COSE DA FARE:
A. Nel brano sulla paura dopo il crollo delle torri, quale festa viene presentata come esempio simbolico?
B. Trascrivi dal brano sulla paura dopo il crollo delle torri il passo che comincia con "Anche i bambini" e prosegue fino a "paure con spensieratezza.".
C. Indica se ciascuna affermazione concorda con il brano sulla paura dopo il crollo delle torri, rispondendo sì o no e citando le parole decisive: (i) La fotografia ha svolto anche una funzione simbolica. (ii) Il batterio si può fotografare. (iii) Alcune persone risultano protette dalla contaminazione.

BRANO DI LETTURA:
↓

Tutto questo è un utile esercizio di micro - separazioni, nostalgici rimpianti di una giovinezza che sta passando, visi di nostri cari che nel blocco delle foto, immobili, ci richiamano ad altri tempi perduti.

Ben altra cosa è vedere e rivedere per mille sequenze drammaticamente sempre uguali, le immagini dello sgretolamento delle due torri, e pensare che in quell'istante ripetuto all'infinito, coperti da un pietoso velo di polvere, migliaia di corpi, di vite, di progetti futuri, di pensieri vitali, si sono schiantati al suolo, in un fragore, questa volta sì, globale.

La reazione di ciascuno di noi a questi fatti è fortemente soggettiva, ma, comunque, essi hanno inciso profondamente sul nostro modo di essere sulla terra.

. Le immagini che si ripetono ossessivamente, si incuneano nelle menti come un "memento" che travalica l'obbiettiva tragica realtà americana.

La fotografia è servita anche a questa funzione simbolica.

Lo sgomento prodotto dai fatti e sostenuto dalle immagini di distruzione e morte, sta ora, con il terrorismo biologico, toccando stadi ancora più primitivi di paure ancestrali.

La contaminazione mortale può provenire da qualunque fonte e ciò è profondamente destabilizzante.

Ora non abbiamo immagini, a cui appellarci, per significare il nostro sgomento.
È una paura più sorda e insidiosa, che non ha volto: non si fotografa il batterio e neppure le persone contaminate; adesso dobbiamo davvero fare i conti, ciascuno con i propri fantasmi, e, con questi, imparare a convivere.
Il veicolo della morte è diffuso e non ha forma.
Sembra che nessuno abbia protezione, tutti sono potenzialmente esposti.
Questo fa sì che ciascuno venga risucchiato indietro verso angosce senza nome in cui, il bambino che è in noi, non ha strumenti di simbolizzazione. Ciascuno, per quanto adulto, deve forzatamente fare i conti con il bambino impaurito che è stato e con il bambino che è ancora.

Difficile compito, allora, quello di genitori perché costretti a tenere a bada i bambini che hanno e i bambini che sono.

Anche i bambini più fortunati, quelli non toccati direttamente dalle morti, sono stati privati della possibilità di esorcizzare le proprie paure con spensieratezza.

La festa di Halloween ne è un esempio simbolico.
"Dolcetti o scherzetti"; fino ad oggi, con questo ritornello giocoso, generazioni di bambini hanno potuto prendere contatto col mondo pauroso e sconosciuto dei morti, complici gli adulti .

Ma ora, come sarà quest'anno?

I bambini devono fare i conti con la soggettività e le fantasie dei genitori e ne subiscono l'influenza.

↑

CONTENUTO DEL MATERIALE:
↓

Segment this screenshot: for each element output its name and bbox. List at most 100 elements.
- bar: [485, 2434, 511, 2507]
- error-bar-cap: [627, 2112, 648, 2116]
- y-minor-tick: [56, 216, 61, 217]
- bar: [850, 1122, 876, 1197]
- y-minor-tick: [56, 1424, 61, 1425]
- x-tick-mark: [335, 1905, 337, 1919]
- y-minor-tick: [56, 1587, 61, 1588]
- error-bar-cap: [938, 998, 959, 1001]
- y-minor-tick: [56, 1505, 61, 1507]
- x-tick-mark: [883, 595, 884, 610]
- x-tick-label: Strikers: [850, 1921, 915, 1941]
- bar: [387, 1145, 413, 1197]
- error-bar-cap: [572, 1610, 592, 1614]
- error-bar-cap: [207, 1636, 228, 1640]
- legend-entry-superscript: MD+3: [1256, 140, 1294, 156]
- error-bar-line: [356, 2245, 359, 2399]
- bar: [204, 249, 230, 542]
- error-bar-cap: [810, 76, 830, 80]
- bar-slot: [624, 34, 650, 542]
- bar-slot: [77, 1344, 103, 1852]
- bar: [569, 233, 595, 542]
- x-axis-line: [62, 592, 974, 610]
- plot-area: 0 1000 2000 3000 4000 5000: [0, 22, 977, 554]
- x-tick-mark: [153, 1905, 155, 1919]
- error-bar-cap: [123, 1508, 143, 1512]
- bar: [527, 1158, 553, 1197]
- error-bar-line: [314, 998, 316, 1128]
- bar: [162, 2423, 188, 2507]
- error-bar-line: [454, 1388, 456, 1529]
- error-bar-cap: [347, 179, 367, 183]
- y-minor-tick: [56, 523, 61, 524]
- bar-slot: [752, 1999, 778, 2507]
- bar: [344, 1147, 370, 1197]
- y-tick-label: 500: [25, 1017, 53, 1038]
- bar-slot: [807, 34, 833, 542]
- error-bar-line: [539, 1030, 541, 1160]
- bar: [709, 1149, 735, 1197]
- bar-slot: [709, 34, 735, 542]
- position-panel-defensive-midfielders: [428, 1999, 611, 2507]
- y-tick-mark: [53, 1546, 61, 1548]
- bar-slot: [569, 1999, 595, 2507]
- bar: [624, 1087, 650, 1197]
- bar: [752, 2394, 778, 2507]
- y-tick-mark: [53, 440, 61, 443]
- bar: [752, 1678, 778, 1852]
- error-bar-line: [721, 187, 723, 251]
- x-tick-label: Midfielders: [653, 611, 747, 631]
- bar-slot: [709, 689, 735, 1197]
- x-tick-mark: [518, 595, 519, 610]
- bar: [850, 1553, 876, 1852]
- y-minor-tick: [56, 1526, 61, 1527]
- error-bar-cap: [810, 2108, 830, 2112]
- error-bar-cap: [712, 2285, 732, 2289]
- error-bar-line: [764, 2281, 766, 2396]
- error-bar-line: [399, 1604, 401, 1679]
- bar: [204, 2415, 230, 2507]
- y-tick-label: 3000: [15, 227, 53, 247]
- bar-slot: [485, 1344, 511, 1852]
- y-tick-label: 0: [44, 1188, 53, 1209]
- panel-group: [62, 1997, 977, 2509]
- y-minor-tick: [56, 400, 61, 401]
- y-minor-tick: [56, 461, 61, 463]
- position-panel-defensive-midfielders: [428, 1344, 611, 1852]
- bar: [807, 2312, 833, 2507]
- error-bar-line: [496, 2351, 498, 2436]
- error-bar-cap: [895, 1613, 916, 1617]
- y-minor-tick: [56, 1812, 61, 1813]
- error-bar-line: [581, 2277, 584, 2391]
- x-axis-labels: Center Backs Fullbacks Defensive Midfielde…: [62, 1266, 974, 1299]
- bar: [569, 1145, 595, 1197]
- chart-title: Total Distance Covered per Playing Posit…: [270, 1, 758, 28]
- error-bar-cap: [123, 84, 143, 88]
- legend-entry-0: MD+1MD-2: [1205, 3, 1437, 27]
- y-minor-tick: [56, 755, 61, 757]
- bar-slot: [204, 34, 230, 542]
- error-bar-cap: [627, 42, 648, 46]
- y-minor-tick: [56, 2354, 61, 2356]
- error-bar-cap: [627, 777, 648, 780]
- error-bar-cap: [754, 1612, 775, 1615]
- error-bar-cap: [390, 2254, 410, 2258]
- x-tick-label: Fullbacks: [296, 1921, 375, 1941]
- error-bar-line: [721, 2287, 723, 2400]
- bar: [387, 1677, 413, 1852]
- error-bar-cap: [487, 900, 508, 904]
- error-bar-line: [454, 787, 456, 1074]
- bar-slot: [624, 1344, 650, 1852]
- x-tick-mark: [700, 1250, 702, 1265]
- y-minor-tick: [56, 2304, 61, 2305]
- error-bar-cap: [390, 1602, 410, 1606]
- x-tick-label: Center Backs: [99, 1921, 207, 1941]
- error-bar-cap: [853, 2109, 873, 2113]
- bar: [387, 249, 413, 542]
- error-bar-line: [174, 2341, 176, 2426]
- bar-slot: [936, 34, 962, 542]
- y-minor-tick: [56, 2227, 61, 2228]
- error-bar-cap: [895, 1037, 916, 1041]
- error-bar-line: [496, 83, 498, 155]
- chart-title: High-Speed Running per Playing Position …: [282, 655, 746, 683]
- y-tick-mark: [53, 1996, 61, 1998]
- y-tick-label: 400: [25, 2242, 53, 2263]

↑

SOLUZIONI PER COMPITO:
A. La festa di Halloween.

B.
Anche i bambini più fortunati, quelli non toccati direttamente dalle morti, sono stati privati della possibilità di esorcizzare le proprie paure con spensieratezza.

C.
(i) Sì: "La fotografia è servita anche a questa funzione simbolica."
(ii) No: "non si fotografa il batterio e neppure le persone contaminate"
(iii) No: "Sembra che nessuno abbia protezione, tutti sono potenzialmente esposti."